DIRECTION – Copy the data that follows exactly. Include no pictures.

INFORMATION SHOWN –
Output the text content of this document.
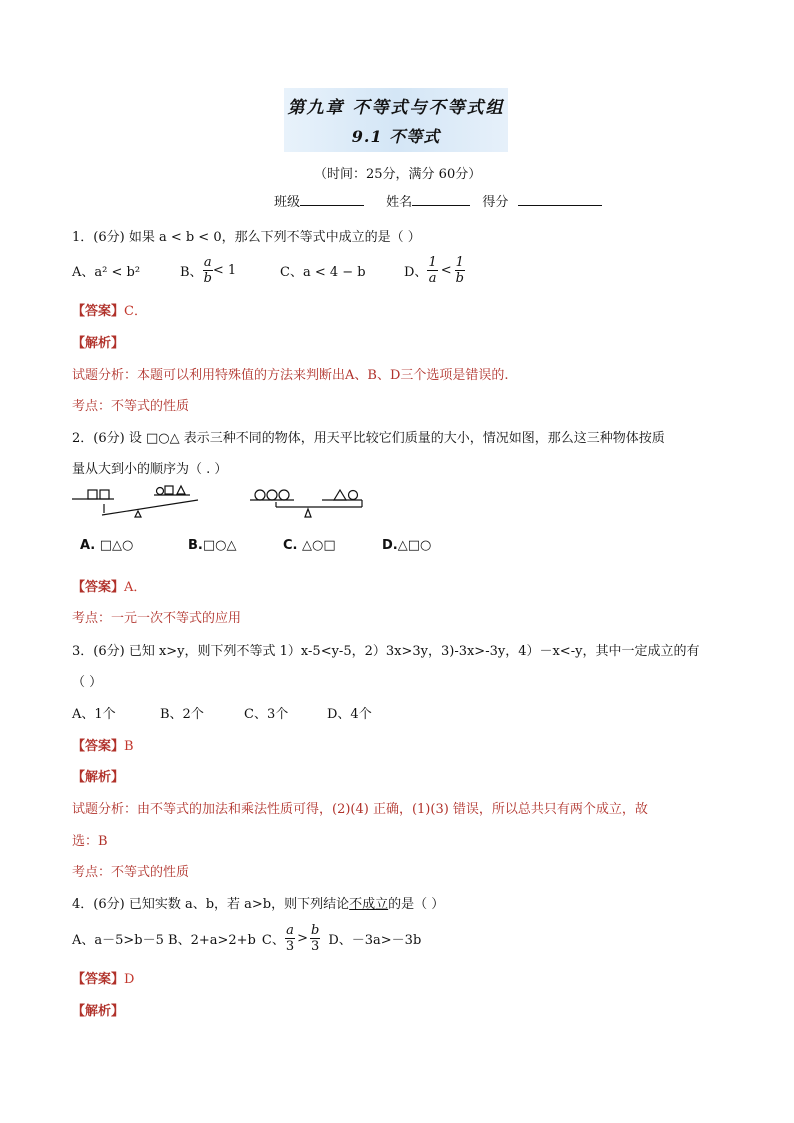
第九章 不等式与不等式组
9.1 不等式
（时间：25分，满分 60分）
班级	姓名	得分
1．(6分) 如果 a < b < 0，那么下列不等式中成立的是（ ）
A、a² < b²	B、 $\frac{a}{b} < 1$	C、a < 4 − b	D、 $\frac{1}{a} < \frac{1}{b}$
【答案】C．
【解析】
试题分析：本题可以利用特殊值的方法来判断出A、B、D三个选项是错误的.
考点：不等式的性质
2．(6分) 设 □○△ 表示三种不同的物体，用天平比较它们质量的大小，情况如图，那么这三种物体按质
量从大到小的顺序为（ . ）
A. □△○	B.□○△	C. △○□	D.△□○
【答案】A．
考点：一元一次不等式的应用
3．(6分) 已知 x>y，则下列不等式 1）x-5<y-5，2）3x>3y，3)-3x>-3y，4）－x<-y，其中一定成立的有
（ ）
A、1个	B、2个	C、3个	D、4个
【答案】B
【解析】
试题分析：由不等式的加法和乘法性质可得，(2)(4) 正确，(1)(3) 错误，所以总共只有两个成立，故
选：B
考点：不等式的性质
4．(6分) 已知实数 a、b，若 a>b，则下列结论不成立的是（ ）
A、a－5>b－5 B、2+a>2+b C、 $\frac{a}{3} > \frac{b}{3}$ D、－3a>－3b
【答案】D
【解析】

FULL SOLUTION –
Output the text content of this document.
第九章 不等式与不等式组
9.1 不等式
（时间：25分，满分 60分）
班级	姓名	得分
1．(6分) 如果 a < b < 0，那么下列不等式中成立的是（ ）
A、a² < b²	B、 $\frac{a}{b} < 1$	C、a < 4 − b	D、 $\frac{1}{a} < \frac{1}{b}$
【答案】C．
【解析】
试题分析：本题可以利用特殊值的方法来判断出A、B、D三个选项是错误的.
考点：不等式的性质
2．(6分) 设 □○△ 表示三种不同的物体，用天平比较它们质量的大小，情况如图，那么这三种物体按质
量从大到小的顺序为（ . ）
A. □△○	B.□○△	C. △○□	D.△□○
【答案】A．
考点：一元一次不等式的应用
3．(6分) 已知 x>y，则下列不等式 1）x-5<y-5，2）3x>3y，3)-3x>-3y，4）－x<-y，其中一定成立的有
（ ）
A、1个	B、2个	C、3个	D、4个
【答案】B
【解析】
试题分析：由不等式的加法和乘法性质可得，(2)(4) 正确，(1)(3) 错误，所以总共只有两个成立，故
选：B
考点：不等式的性质
4．(6分) 已知实数 a、b，若 a>b，则下列结论不成立的是（ ）
A、a－5>b－5 B、2+a>2+b C、 $\frac{a}{3} > \frac{b}{3}$ D、－3a>－3b
【答案】D
【解析】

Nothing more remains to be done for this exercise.